* [Rows]
* * * *

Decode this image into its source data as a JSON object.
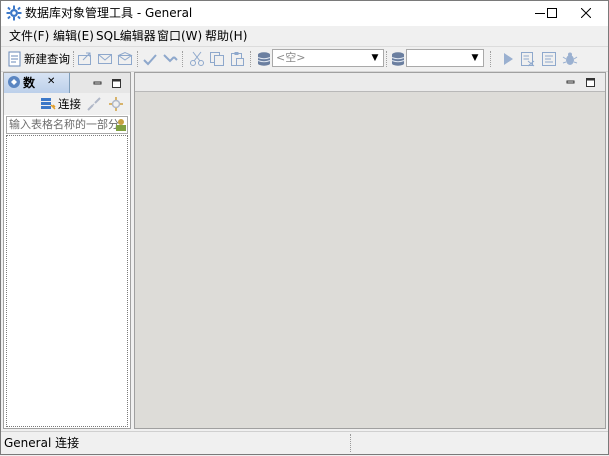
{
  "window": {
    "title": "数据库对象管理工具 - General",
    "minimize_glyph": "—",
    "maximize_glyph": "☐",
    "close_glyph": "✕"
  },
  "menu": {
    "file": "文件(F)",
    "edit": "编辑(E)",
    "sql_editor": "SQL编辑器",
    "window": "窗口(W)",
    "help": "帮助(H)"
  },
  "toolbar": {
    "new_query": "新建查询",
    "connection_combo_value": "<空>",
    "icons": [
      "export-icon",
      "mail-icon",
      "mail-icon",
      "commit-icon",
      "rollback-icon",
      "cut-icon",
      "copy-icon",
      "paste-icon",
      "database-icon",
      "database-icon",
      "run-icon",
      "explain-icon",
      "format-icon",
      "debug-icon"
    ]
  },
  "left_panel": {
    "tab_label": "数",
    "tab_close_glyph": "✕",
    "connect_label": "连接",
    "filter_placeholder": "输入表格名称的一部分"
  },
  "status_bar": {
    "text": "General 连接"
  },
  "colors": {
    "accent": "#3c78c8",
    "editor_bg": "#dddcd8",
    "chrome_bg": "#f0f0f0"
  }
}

* * * *

* [What the exercise asks] Reproduce the whole listing exactly, but not the images in it.

* [Output]
Decode this image into its source data as a JSON object.
{
  "window": {
    "title": "数据库对象管理工具 - General",
    "minimize_glyph": "—",
    "maximize_glyph": "☐",
    "close_glyph": "✕"
  },
  "menu": {
    "file": "文件(F)",
    "edit": "编辑(E)",
    "sql_editor": "SQL编辑器",
    "window": "窗口(W)",
    "help": "帮助(H)"
  },
  "toolbar": {
    "new_query": "新建查询",
    "connection_combo_value": "<空>",
    "icons": [
      "export-icon",
      "mail-icon",
      "mail-icon",
      "commit-icon",
      "rollback-icon",
      "cut-icon",
      "copy-icon",
      "paste-icon",
      "database-icon",
      "database-icon",
      "run-icon",
      "explain-icon",
      "format-icon",
      "debug-icon"
    ]
  },
  "left_panel": {
    "tab_label": "数",
    "tab_close_glyph": "✕",
    "connect_label": "连接",
    "filter_placeholder": "输入表格名称的一部分"
  },
  "status_bar": {
    "text": "General 连接"
  },
  "colors": {
    "accent": "#3c78c8",
    "editor_bg": "#dddcd8",
    "chrome_bg": "#f0f0f0"
  }
}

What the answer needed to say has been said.